▸ **Exercise**
Where does the string "水平抛出时的初速度最大" appear? Copy every line of the entries below that holds it.

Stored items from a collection
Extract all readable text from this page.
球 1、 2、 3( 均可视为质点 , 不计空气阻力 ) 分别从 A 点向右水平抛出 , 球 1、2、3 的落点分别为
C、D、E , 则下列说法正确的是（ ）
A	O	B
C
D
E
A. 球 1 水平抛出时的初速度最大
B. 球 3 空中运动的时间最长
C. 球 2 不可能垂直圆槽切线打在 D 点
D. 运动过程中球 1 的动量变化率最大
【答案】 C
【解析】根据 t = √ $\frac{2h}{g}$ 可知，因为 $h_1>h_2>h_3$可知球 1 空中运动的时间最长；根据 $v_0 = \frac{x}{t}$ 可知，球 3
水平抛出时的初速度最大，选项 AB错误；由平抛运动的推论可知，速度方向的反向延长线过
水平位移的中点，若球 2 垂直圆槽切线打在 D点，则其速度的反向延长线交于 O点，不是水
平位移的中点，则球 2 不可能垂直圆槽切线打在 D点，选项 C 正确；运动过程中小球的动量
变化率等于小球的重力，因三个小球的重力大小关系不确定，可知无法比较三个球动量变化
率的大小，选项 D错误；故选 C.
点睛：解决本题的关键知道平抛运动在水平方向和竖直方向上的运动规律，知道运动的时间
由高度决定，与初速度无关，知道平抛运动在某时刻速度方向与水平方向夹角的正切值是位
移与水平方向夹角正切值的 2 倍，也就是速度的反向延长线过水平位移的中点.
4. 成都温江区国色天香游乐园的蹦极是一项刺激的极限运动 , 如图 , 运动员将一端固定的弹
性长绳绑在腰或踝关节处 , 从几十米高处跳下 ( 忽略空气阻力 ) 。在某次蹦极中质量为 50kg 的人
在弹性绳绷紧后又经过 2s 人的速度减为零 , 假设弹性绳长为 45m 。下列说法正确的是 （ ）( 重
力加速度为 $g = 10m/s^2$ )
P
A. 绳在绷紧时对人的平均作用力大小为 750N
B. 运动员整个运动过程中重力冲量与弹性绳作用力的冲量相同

--

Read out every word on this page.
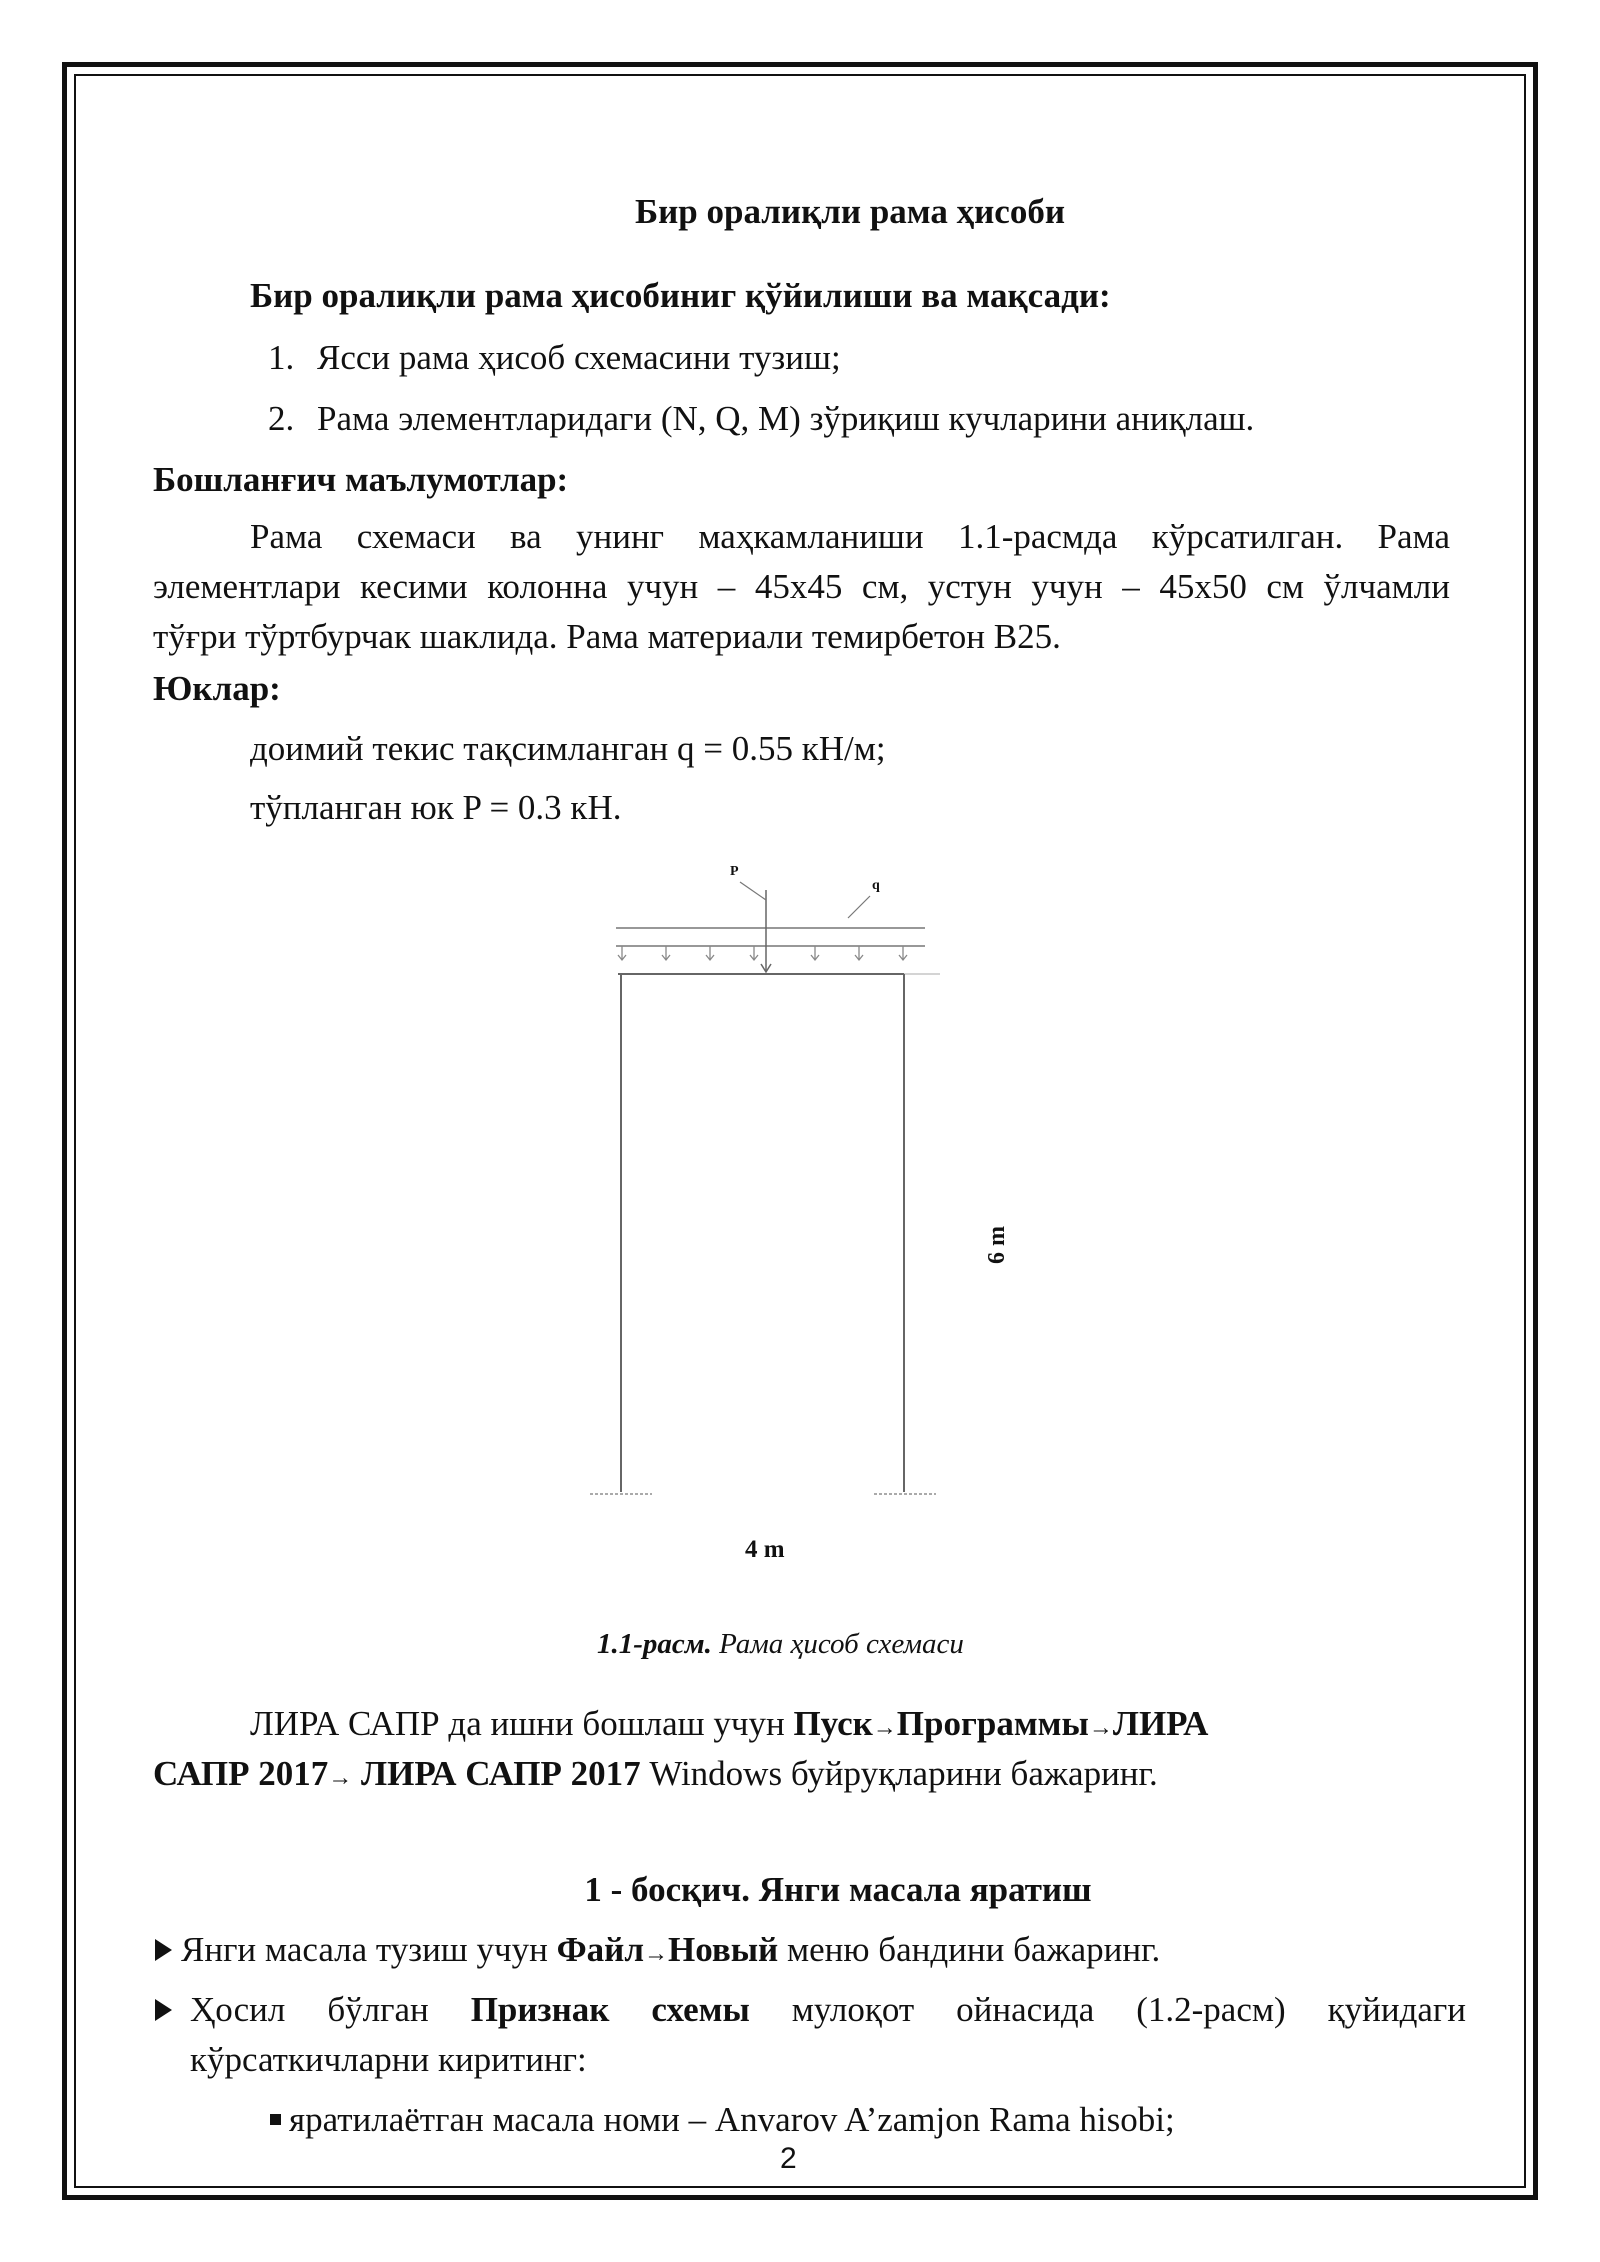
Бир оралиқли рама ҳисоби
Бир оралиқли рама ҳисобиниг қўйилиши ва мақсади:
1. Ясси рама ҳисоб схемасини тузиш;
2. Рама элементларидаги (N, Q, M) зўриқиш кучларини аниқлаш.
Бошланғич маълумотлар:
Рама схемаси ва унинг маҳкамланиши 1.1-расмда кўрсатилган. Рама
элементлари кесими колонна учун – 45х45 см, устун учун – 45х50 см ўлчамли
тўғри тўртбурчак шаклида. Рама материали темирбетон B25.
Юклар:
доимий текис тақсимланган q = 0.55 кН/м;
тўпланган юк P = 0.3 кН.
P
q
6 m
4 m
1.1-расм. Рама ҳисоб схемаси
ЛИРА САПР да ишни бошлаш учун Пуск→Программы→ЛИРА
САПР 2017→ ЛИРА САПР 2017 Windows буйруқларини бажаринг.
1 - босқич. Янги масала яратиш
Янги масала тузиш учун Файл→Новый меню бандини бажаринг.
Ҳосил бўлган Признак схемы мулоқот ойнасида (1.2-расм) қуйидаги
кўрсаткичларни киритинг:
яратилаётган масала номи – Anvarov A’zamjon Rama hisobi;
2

▸ **Complete output**
A. 球 1 水平抛出时的初速度最大
水平抛出时的初速度最大，选项 AB错误；由平抛运动的推论可知，速度方向的反向延长线过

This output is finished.